-- start --
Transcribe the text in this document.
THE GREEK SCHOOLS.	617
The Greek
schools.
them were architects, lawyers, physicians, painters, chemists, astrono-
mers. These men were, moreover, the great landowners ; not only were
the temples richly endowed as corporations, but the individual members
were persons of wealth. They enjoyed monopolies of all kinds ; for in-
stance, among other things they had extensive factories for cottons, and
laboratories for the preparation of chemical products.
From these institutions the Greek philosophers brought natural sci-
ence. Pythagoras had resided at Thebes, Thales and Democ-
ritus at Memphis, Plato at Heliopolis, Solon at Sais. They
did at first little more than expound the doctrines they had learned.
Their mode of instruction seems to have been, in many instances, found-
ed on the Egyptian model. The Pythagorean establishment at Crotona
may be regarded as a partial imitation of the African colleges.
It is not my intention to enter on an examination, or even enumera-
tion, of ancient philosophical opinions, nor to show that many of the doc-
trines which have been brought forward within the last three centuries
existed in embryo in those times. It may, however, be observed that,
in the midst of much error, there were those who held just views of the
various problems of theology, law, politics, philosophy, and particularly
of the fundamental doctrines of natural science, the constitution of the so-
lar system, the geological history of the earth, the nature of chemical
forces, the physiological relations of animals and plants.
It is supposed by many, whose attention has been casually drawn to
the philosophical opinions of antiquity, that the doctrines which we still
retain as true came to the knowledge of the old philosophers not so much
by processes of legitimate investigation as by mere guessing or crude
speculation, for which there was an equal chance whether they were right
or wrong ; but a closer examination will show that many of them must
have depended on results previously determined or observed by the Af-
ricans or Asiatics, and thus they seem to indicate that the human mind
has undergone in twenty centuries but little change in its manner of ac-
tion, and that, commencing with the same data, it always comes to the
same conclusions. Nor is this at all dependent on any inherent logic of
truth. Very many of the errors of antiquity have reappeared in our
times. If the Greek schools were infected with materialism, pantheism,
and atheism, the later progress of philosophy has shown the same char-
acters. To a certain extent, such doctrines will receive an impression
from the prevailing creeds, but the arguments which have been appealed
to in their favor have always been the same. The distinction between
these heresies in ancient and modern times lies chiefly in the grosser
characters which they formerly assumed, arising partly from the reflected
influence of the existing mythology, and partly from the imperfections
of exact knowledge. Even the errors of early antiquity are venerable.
-- end --
What needs to be done :: Each of the records should be retyped exactly.

Output below ::
Transcribe the text in this document.
THE GREEK SCHOOLS.	617
The Greek
schools.
them were architects, lawyers, physicians, painters, chemists, astrono-
mers. These men were, moreover, the great landowners ; not only were
the temples richly endowed as corporations, but the individual members
were persons of wealth. They enjoyed monopolies of all kinds ; for in-
stance, among other things they had extensive factories for cottons, and
laboratories for the preparation of chemical products.
From these institutions the Greek philosophers brought natural sci-
ence. Pythagoras had resided at Thebes, Thales and Democ-
ritus at Memphis, Plato at Heliopolis, Solon at Sais. They
did at first little more than expound the doctrines they had learned.
Their mode of instruction seems to have been, in many instances, found-
ed on the Egyptian model. The Pythagorean establishment at Crotona
may be regarded as a partial imitation of the African colleges.
It is not my intention to enter on an examination, or even enumera-
tion, of ancient philosophical opinions, nor to show that many of the doc-
trines which have been brought forward within the last three centuries
existed in embryo in those times. It may, however, be observed that,
in the midst of much error, there were those who held just views of the
various problems of theology, law, politics, philosophy, and particularly
of the fundamental doctrines of natural science, the constitution of the so-
lar system, the geological history of the earth, the nature of chemical
forces, the physiological relations of animals and plants.
It is supposed by many, whose attention has been casually drawn to
the philosophical opinions of antiquity, that the doctrines which we still
retain as true came to the knowledge of the old philosophers not so much
by processes of legitimate investigation as by mere guessing or crude
speculation, for which there was an equal chance whether they were right
or wrong ; but a closer examination will show that many of them must
have depended on results previously determined or observed by the Af-
ricans or Asiatics, and thus they seem to indicate that the human mind
has undergone in twenty centuries but little change in its manner of ac-
tion, and that, commencing with the same data, it always comes to the
same conclusions. Nor is this at all dependent on any inherent logic of
truth. Very many of the errors of antiquity have reappeared in our
times. If the Greek schools were infected with materialism, pantheism,
and atheism, the later progress of philosophy has shown the same char-
acters. To a certain extent, such doctrines will receive an impression
from the prevailing creeds, but the arguments which have been appealed
to in their favor have always been the same. The distinction between
these heresies in ancient and modern times lies chiefly in the grosser
characters which they formerly assumed, arising partly from the reflected
influence of the existing mythology, and partly from the imperfections
of exact knowledge. Even the errors of early antiquity are venerable.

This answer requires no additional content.